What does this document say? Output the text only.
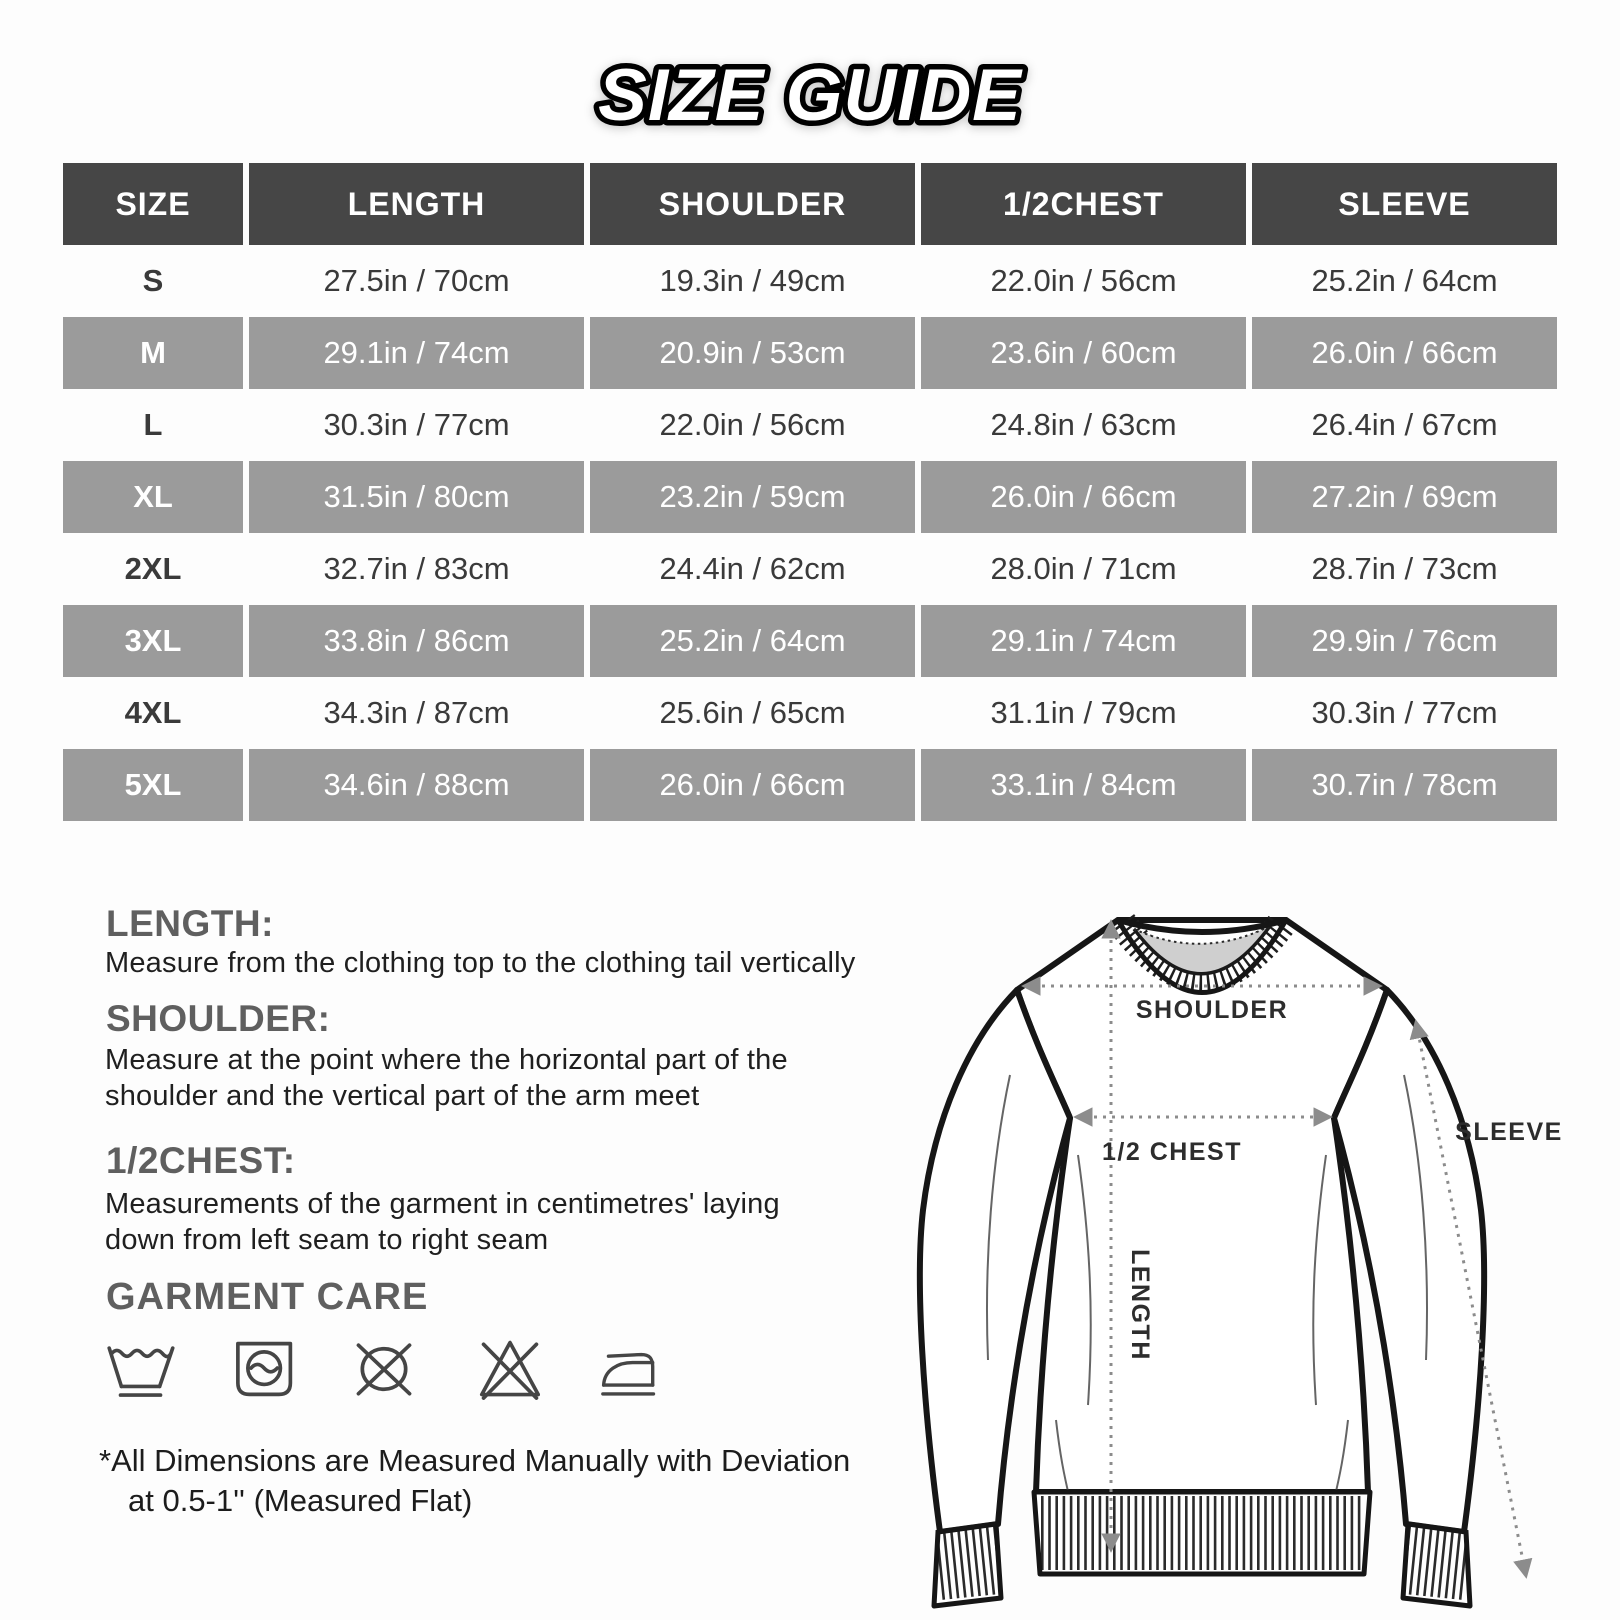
SIZE GUIDE
SIZE	LENGTH	SHOULDER	1/2CHEST	SLEEVE
S	27.5in / 70cm	19.3in / 49cm	22.0in / 56cm	25.2in / 64cm
M	29.1in / 74cm	20.9in / 53cm	23.6in / 60cm	26.0in / 66cm
L	30.3in / 77cm	22.0in / 56cm	24.8in / 63cm	26.4in / 67cm
XL	31.5in / 80cm	23.2in / 59cm	26.0in / 66cm	27.2in / 69cm
2XL	32.7in / 83cm	24.4in / 62cm	28.0in / 71cm	28.7in / 73cm
3XL	33.8in / 86cm	25.2in / 64cm	29.1in / 74cm	29.9in / 76cm
4XL	34.3in / 87cm	25.6in / 65cm	31.1in / 79cm	30.3in / 77cm
5XL	34.6in / 88cm	26.0in / 66cm	33.1in / 84cm	30.7in / 78cm
LENGTH:
Measure from the clothing top to the clothing tail vertically
SHOULDER:
Measure at the point where the horizontal part of the
shoulder and the vertical part of the arm meet
1/2CHEST:
Measurements of the garment in centimetres' laying
down from left seam to right seam
GARMENT CARE
*All Dimensions are Measured Manually with Deviation
at 0.5-1'' (Measured Flat)
SHOULDER
1/2 CHEST
LENGTH
SLEEVE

▸ **What is asked**: Tally every line of the data that holds the word "LENGTH" and write the count alone.

▸ **Solution to the exercise**: 3